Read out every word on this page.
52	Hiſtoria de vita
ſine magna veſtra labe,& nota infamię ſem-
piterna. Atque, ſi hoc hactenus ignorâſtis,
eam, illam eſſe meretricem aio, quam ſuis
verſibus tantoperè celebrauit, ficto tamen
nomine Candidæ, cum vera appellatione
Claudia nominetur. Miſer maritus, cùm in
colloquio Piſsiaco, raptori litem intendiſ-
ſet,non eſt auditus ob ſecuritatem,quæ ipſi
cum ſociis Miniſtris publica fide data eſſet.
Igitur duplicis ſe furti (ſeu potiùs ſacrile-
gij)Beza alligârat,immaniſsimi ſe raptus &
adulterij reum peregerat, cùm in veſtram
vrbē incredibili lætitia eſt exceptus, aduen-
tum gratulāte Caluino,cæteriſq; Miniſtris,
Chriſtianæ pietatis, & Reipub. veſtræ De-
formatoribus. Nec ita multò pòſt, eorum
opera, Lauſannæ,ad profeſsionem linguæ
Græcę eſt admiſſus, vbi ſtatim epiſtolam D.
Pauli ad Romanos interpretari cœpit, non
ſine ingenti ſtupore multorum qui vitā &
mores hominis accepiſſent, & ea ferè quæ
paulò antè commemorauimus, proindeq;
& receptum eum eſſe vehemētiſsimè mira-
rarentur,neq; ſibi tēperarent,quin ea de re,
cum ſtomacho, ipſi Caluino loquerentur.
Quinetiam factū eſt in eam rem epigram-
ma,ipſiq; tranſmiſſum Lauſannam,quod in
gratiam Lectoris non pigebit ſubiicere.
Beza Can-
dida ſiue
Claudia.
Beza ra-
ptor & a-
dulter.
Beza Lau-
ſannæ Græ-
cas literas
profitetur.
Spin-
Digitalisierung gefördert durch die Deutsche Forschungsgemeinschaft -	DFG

● ● ●

### Short exercise:
Give the records above again, word for word.

### Output:
Read out every word on this page.
52	Hiſtoria de vita
ſine magna veſtra labe,& nota infamię ſem-
piterna. Atque, ſi hoc hactenus ignorâſtis,
eam, illam eſſe meretricem aio, quam ſuis
verſibus tantoperè celebrauit, ficto tamen
nomine Candidæ, cum vera appellatione
Claudia nominetur. Miſer maritus, cùm in
colloquio Piſsiaco, raptori litem intendiſ-
ſet,non eſt auditus ob ſecuritatem,quæ ipſi
cum ſociis Miniſtris publica fide data eſſet.
Igitur duplicis ſe furti (ſeu potiùs ſacrile-
gij)Beza alligârat,immaniſsimi ſe raptus &
adulterij reum peregerat, cùm in veſtram
vrbē incredibili lætitia eſt exceptus, aduen-
tum gratulāte Caluino,cæteriſq; Miniſtris,
Chriſtianæ pietatis, & Reipub. veſtræ De-
formatoribus. Nec ita multò pòſt, eorum
opera, Lauſannæ,ad profeſsionem linguæ
Græcę eſt admiſſus, vbi ſtatim epiſtolam D.
Pauli ad Romanos interpretari cœpit, non
ſine ingenti ſtupore multorum qui vitā &
mores hominis accepiſſent, & ea ferè quæ
paulò antè commemorauimus, proindeq;
& receptum eum eſſe vehemētiſsimè mira-
rarentur,neq; ſibi tēperarent,quin ea de re,
cum ſtomacho, ipſi Caluino loquerentur.
Quinetiam factū eſt in eam rem epigram-
ma,ipſiq; tranſmiſſum Lauſannam,quod in
gratiam Lectoris non pigebit ſubiicere.
Beza Can-
dida ſiue
Claudia.
Beza ra-
ptor & a-
dulter.
Beza Lau-
ſannæ Græ-
cas literas
profitetur.
Spin-
Digitalisierung gefördert durch die Deutsche Forschungsgemeinschaft -	DFG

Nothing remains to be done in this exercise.